REQUEST
Every record below should be written out exactly; pictures stay out.

SUPPLIED RECORDS
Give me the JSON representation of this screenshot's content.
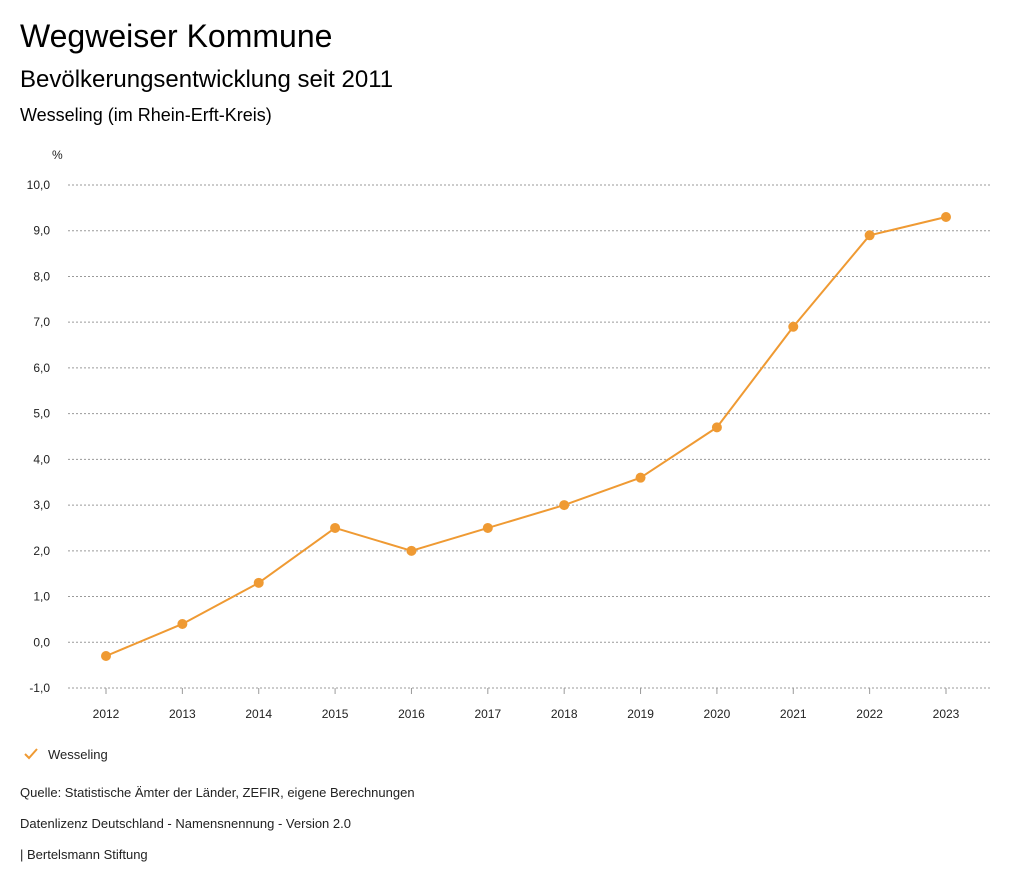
{
  "header": {
    "title": "Wegweiser Kommune",
    "subtitle": "Bevölkerungsentwicklung seit 2011",
    "region": "Wesseling (im Rhein-Erft-Kreis)"
  },
  "chart_data": {
    "type": "line",
    "unit_label": "%",
    "categories": [
      "2012",
      "2013",
      "2014",
      "2015",
      "2016",
      "2017",
      "2018",
      "2019",
      "2020",
      "2021",
      "2022",
      "2023"
    ],
    "series": [
      {
        "name": "Wesseling",
        "color": "#ef9a33",
        "values": [
          -0.3,
          0.4,
          1.3,
          2.5,
          2.0,
          2.5,
          3.0,
          3.6,
          4.7,
          6.9,
          8.9,
          9.3
        ]
      }
    ],
    "ylim": [
      -1.0,
      10.0
    ],
    "yticks": [
      "-1,0",
      "0,0",
      "1,0",
      "2,0",
      "3,0",
      "4,0",
      "5,0",
      "6,0",
      "7,0",
      "8,0",
      "9,0",
      "10,0"
    ],
    "grid": true,
    "legend_position": "bottom-left"
  },
  "legend": {
    "label": "Wesseling",
    "icon": "check-icon"
  },
  "footer": {
    "source": "Quelle: Statistische Ämter der Länder, ZEFIR, eigene Berechnungen",
    "license": "Datenlizenz Deutschland - Namensnennung - Version 2.0",
    "publisher": "| Bertelsmann Stiftung"
  }
}
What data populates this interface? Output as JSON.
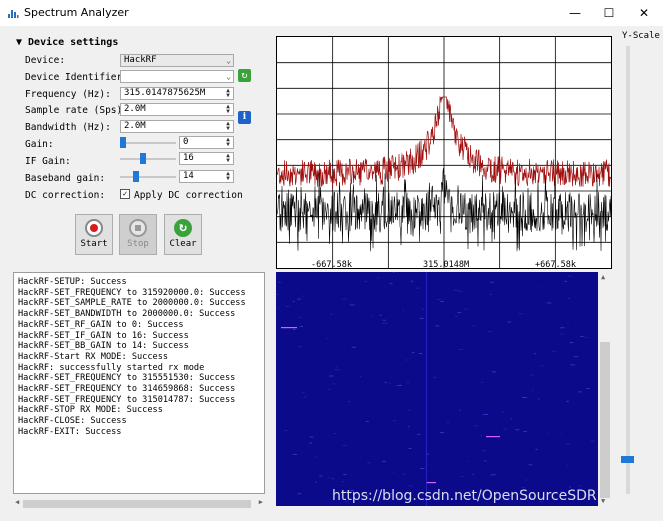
{
  "window": {
    "title": "Spectrum Analyzer",
    "controls": {
      "minimize": "—",
      "maximize": "☐",
      "close": "✕"
    }
  },
  "device_settings": {
    "header": "▼ Device settings",
    "device": {
      "label": "Device:",
      "value": "HackRF"
    },
    "identifier": {
      "label": "Device Identifier:",
      "value": ""
    },
    "frequency": {
      "label": "Frequency (Hz):",
      "value": "315.0147875625M"
    },
    "sample_rate": {
      "label": "Sample rate (Sps):",
      "value": "2.0M"
    },
    "bandwidth": {
      "label": "Bandwidth (Hz):",
      "value": "2.0M"
    },
    "gain": {
      "label": "Gain:",
      "value": "0",
      "level": 0.0
    },
    "if_gain": {
      "label": "IF Gain:",
      "value": "16",
      "level": 0.4
    },
    "baseband_gain": {
      "label": "Baseband gain:",
      "value": "14",
      "level": 0.25
    },
    "dc_correction": {
      "label": "DC correction:",
      "checkbox_label": "Apply DC correction",
      "checked": true
    }
  },
  "toolbar": {
    "start_label": "Start",
    "stop_label": "Stop",
    "clear_label": "Clear"
  },
  "log_lines": [
    "HackRF-SETUP: Success",
    "HackRF-SET_FREQUENCY to 315920000.0: Success",
    "HackRF-SET_SAMPLE_RATE to 2000000.0: Success",
    "HackRF-SET_BANDWIDTH to 2000000.0: Success",
    "HackRF-SET_RF_GAIN to 0: Success",
    "HackRF-SET_IF_GAIN to 16: Success",
    "HackRF-SET_BB_GAIN to 14: Success",
    "HackRF-Start RX MODE: Success",
    "HackRF: successfully started rx mode",
    "HackRF-SET_FREQUENCY to 315551530: Success",
    "HackRF-SET_FREQUENCY to 314659868: Success",
    "HackRF-SET_FREQUENCY to 315014787: Success",
    "HackRF-STOP RX MODE: Success",
    "HackRF-CLOSE: Success",
    "HackRF-EXIT: Success"
  ],
  "spectrum": {
    "tick_labels": [
      "-667.58k",
      "315.0148M",
      "+667.58k"
    ],
    "colors": {
      "peak_hold": "#a01010",
      "live": "#000000",
      "grid": "#000000"
    }
  },
  "waterfall": {
    "colors": {
      "background": "#0a0a8a",
      "line": "#d060ff"
    }
  },
  "yscale": {
    "label": "Y-Scale",
    "level": 0.07
  },
  "watermark": "https://blog.csdn.net/OpenSourceSDR"
}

SOLVED EXERCISE
Give me the JSON representation of this screenshot's content.
{
  "header": {
    "title": "Wegweiser Kommune",
    "subtitle": "Bevölkerungsentwicklung seit 2011",
    "region": "Wesseling (im Rhein-Erft-Kreis)"
  },
  "chart_data": {
    "type": "line",
    "unit_label": "%",
    "categories": [
      "2012",
      "2013",
      "2014",
      "2015",
      "2016",
      "2017",
      "2018",
      "2019",
      "2020",
      "2021",
      "2022",
      "2023"
    ],
    "series": [
      {
        "name": "Wesseling",
        "color": "#ef9a33",
        "values": [
          -0.3,
          0.4,
          1.3,
          2.5,
          2.0,
          2.5,
          3.0,
          3.6,
          4.7,
          6.9,
          8.9,
          9.3
        ]
      }
    ],
    "ylim": [
      -1.0,
      10.0
    ],
    "yticks": [
      "-1,0",
      "0,0",
      "1,0",
      "2,0",
      "3,0",
      "4,0",
      "5,0",
      "6,0",
      "7,0",
      "8,0",
      "9,0",
      "10,0"
    ],
    "grid": true,
    "legend_position": "bottom-left"
  },
  "legend": {
    "label": "Wesseling",
    "icon": "check-icon"
  },
  "footer": {
    "source": "Quelle: Statistische Ämter der Länder, ZEFIR, eigene Berechnungen",
    "license": "Datenlizenz Deutschland - Namensnennung - Version 2.0",
    "publisher": "| Bertelsmann Stiftung"
  }
}
What data populates this interface? Output as JSON.
{
  "window": {
    "title": "Spectrum Analyzer",
    "controls": {
      "minimize": "—",
      "maximize": "☐",
      "close": "✕"
    }
  },
  "device_settings": {
    "header": "▼ Device settings",
    "device": {
      "label": "Device:",
      "value": "HackRF"
    },
    "identifier": {
      "label": "Device Identifier:",
      "value": ""
    },
    "frequency": {
      "label": "Frequency (Hz):",
      "value": "315.0147875625M"
    },
    "sample_rate": {
      "label": "Sample rate (Sps):",
      "value": "2.0M"
    },
    "bandwidth": {
      "label": "Bandwidth (Hz):",
      "value": "2.0M"
    },
    "gain": {
      "label": "Gain:",
      "value": "0",
      "level": 0.0
    },
    "if_gain": {
      "label": "IF Gain:",
      "value": "16",
      "level": 0.4
    },
    "baseband_gain": {
      "label": "Baseband gain:",
      "value": "14",
      "level": 0.25
    },
    "dc_correction": {
      "label": "DC correction:",
      "checkbox_label": "Apply DC correction",
      "checked": true
    }
  },
  "toolbar": {
    "start_label": "Start",
    "stop_label": "Stop",
    "clear_label": "Clear"
  },
  "log_lines": [
    "HackRF-SETUP: Success",
    "HackRF-SET_FREQUENCY to 315920000.0: Success",
    "HackRF-SET_SAMPLE_RATE to 2000000.0: Success",
    "HackRF-SET_BANDWIDTH to 2000000.0: Success",
    "HackRF-SET_RF_GAIN to 0: Success",
    "HackRF-SET_IF_GAIN to 16: Success",
    "HackRF-SET_BB_GAIN to 14: Success",
    "HackRF-Start RX MODE: Success",
    "HackRF: successfully started rx mode",
    "HackRF-SET_FREQUENCY to 315551530: Success",
    "HackRF-SET_FREQUENCY to 314659868: Success",
    "HackRF-SET_FREQUENCY to 315014787: Success",
    "HackRF-STOP RX MODE: Success",
    "HackRF-CLOSE: Success",
    "HackRF-EXIT: Success"
  ],
  "spectrum": {
    "tick_labels": [
      "-667.58k",
      "315.0148M",
      "+667.58k"
    ],
    "colors": {
      "peak_hold": "#a01010",
      "live": "#000000",
      "grid": "#000000"
    }
  },
  "waterfall": {
    "colors": {
      "background": "#0a0a8a",
      "line": "#d060ff"
    }
  },
  "yscale": {
    "label": "Y-Scale",
    "level": 0.07
  },
  "watermark": "https://blog.csdn.net/OpenSourceSDR"
}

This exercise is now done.